▶ Work required
Gather every line below where "marker" appears.

▶ Given records
* * *

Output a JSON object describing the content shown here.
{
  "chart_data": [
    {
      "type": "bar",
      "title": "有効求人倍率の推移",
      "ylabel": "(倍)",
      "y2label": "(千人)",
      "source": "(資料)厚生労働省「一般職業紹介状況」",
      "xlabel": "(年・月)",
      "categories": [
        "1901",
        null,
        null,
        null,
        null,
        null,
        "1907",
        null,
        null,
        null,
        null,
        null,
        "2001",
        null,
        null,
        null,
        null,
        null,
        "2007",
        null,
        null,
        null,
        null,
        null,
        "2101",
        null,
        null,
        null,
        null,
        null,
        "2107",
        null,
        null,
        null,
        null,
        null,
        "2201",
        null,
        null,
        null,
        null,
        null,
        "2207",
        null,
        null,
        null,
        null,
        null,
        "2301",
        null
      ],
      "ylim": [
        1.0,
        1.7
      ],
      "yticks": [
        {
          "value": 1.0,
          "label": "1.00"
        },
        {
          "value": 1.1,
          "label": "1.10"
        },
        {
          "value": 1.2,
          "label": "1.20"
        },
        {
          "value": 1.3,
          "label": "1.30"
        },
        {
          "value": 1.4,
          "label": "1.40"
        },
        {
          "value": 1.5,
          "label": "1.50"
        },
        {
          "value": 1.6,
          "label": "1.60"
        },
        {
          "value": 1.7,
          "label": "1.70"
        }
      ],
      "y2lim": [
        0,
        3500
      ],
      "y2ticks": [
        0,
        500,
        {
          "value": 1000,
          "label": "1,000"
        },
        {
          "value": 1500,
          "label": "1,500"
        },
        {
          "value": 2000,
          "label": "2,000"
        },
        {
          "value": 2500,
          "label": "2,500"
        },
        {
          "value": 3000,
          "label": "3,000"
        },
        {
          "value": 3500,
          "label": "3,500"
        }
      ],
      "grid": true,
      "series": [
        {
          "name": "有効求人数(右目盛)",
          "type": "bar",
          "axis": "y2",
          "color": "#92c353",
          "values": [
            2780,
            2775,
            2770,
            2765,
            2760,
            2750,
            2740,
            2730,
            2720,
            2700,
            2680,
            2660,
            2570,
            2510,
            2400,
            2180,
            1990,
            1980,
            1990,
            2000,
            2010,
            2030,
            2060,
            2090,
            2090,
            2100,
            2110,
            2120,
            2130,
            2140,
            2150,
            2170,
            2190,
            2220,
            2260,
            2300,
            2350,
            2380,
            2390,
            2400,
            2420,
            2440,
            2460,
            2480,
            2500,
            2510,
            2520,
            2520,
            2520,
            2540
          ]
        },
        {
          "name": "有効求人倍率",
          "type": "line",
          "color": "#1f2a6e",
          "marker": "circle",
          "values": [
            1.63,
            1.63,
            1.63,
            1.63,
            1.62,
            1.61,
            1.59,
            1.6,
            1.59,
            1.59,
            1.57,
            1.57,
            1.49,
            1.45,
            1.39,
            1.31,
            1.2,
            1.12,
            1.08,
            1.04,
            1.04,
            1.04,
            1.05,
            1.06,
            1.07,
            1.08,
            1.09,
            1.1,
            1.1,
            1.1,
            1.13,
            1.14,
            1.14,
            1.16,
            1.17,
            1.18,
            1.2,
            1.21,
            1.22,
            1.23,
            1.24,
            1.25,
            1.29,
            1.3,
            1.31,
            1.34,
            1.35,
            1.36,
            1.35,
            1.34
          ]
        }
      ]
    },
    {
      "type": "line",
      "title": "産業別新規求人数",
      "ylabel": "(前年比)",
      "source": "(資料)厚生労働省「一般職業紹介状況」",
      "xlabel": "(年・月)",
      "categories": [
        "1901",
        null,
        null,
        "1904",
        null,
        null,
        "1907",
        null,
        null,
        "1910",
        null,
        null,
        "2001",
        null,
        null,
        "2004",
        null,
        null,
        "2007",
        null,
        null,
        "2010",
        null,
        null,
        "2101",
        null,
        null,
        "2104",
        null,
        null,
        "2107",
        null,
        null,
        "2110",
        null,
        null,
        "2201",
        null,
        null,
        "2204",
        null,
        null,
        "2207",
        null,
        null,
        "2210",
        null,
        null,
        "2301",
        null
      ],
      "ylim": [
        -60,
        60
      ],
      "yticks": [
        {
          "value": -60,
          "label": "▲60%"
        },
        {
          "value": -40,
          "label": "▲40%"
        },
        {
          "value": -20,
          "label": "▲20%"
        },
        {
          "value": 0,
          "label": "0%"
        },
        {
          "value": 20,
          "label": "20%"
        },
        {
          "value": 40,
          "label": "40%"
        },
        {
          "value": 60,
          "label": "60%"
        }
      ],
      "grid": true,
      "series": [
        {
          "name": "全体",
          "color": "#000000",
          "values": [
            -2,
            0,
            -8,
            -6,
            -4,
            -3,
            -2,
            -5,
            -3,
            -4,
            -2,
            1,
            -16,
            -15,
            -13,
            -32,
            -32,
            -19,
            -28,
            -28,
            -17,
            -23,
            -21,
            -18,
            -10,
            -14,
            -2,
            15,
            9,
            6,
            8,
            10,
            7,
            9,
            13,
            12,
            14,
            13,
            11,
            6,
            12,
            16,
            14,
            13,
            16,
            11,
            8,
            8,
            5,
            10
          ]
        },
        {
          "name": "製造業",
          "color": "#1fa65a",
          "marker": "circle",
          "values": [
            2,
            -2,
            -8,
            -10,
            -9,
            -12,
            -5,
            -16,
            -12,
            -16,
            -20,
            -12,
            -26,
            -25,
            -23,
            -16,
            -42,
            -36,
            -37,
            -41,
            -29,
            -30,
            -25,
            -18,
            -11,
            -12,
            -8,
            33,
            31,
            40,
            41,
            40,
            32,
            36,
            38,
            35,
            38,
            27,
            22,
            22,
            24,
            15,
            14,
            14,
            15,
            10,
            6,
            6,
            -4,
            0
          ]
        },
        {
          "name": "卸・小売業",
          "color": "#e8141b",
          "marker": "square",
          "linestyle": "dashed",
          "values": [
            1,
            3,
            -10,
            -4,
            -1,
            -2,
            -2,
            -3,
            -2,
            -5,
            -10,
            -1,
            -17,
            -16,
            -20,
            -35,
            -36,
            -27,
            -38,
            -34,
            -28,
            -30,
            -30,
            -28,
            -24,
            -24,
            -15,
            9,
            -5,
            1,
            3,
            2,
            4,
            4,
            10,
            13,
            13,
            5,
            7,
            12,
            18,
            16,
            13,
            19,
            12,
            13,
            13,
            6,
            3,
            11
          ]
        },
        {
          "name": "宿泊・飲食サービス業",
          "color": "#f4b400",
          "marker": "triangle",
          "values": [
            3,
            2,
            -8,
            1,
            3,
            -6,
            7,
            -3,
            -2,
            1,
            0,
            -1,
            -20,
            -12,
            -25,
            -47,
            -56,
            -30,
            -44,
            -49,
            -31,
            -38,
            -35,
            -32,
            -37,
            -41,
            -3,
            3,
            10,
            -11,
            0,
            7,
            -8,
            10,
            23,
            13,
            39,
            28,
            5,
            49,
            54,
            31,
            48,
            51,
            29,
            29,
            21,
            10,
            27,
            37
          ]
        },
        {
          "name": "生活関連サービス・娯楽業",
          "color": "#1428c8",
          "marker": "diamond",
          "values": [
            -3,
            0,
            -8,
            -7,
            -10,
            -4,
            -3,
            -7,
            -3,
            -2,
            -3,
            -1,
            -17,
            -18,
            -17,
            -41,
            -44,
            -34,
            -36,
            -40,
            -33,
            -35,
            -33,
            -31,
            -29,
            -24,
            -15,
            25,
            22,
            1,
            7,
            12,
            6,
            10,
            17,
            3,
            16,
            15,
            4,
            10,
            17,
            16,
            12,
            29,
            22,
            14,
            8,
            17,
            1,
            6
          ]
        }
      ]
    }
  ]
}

* * *

▶ Task solution
          "marker": "circle",
          "marker": "circle",
          "marker": "square",
          "marker": "triangle",
          "marker": "diamond",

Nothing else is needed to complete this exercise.